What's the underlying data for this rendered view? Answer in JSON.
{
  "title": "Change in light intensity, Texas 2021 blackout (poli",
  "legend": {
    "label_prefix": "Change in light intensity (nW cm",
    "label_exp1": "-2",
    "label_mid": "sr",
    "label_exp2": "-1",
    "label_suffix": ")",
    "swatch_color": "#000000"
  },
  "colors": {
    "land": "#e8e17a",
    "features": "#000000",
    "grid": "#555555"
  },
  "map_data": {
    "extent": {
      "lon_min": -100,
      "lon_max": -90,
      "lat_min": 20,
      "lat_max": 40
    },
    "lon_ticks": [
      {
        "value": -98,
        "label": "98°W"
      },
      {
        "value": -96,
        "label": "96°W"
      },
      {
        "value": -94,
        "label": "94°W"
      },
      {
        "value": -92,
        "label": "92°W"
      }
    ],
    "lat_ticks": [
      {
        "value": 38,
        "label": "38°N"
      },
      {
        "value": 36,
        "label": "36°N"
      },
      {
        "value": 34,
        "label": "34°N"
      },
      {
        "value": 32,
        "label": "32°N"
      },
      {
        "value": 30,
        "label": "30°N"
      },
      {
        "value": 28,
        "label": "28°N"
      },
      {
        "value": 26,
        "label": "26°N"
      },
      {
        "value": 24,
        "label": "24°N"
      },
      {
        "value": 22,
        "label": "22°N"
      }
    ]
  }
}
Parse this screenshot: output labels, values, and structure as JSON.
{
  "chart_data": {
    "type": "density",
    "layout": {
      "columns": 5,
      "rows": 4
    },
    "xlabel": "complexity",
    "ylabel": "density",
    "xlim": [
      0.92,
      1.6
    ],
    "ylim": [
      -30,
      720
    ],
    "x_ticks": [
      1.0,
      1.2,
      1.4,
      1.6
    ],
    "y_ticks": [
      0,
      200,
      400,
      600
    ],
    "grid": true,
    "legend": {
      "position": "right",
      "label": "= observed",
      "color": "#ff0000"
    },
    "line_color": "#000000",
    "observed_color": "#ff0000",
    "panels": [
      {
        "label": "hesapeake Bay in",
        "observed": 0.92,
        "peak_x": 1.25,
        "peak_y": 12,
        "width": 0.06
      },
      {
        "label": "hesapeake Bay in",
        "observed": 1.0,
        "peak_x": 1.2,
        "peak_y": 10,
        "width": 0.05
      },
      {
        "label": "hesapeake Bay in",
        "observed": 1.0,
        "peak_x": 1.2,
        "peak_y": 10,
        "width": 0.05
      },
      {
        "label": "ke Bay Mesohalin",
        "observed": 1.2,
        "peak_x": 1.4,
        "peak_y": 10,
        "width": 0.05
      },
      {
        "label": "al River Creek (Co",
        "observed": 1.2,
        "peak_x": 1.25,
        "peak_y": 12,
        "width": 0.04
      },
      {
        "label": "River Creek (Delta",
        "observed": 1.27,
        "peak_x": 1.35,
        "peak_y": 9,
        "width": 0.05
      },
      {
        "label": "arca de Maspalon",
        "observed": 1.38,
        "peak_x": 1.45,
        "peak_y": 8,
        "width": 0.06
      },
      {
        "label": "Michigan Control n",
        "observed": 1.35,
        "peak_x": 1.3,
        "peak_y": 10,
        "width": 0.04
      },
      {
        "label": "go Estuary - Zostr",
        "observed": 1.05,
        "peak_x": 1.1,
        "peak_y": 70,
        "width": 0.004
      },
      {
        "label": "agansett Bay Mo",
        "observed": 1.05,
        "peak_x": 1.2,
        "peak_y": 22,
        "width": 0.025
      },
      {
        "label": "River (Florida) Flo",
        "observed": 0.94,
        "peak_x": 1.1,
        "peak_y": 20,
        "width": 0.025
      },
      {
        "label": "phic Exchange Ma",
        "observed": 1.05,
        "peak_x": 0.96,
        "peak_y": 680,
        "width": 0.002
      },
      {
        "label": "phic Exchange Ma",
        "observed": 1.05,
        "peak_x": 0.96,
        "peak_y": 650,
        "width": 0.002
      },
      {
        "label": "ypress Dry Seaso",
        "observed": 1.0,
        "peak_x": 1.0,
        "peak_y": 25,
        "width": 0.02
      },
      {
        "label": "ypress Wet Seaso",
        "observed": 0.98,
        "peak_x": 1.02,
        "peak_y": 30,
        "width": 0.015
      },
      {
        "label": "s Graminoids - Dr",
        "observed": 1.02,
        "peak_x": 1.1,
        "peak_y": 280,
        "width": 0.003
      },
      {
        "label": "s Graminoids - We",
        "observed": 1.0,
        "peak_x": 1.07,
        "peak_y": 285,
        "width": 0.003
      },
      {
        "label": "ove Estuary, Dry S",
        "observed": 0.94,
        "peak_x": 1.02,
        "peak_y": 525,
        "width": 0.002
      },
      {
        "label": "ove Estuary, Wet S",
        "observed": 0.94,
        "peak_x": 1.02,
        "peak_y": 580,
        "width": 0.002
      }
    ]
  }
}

• [WHAT TO WORK ON]: Gather each line of the records holding the string "JSON".

• [EXERCISE SOLUTION]:
What's the underlying data for this rendered view? Answer in JSON.
Parse this screenshot: output labels, values, and structure as JSON.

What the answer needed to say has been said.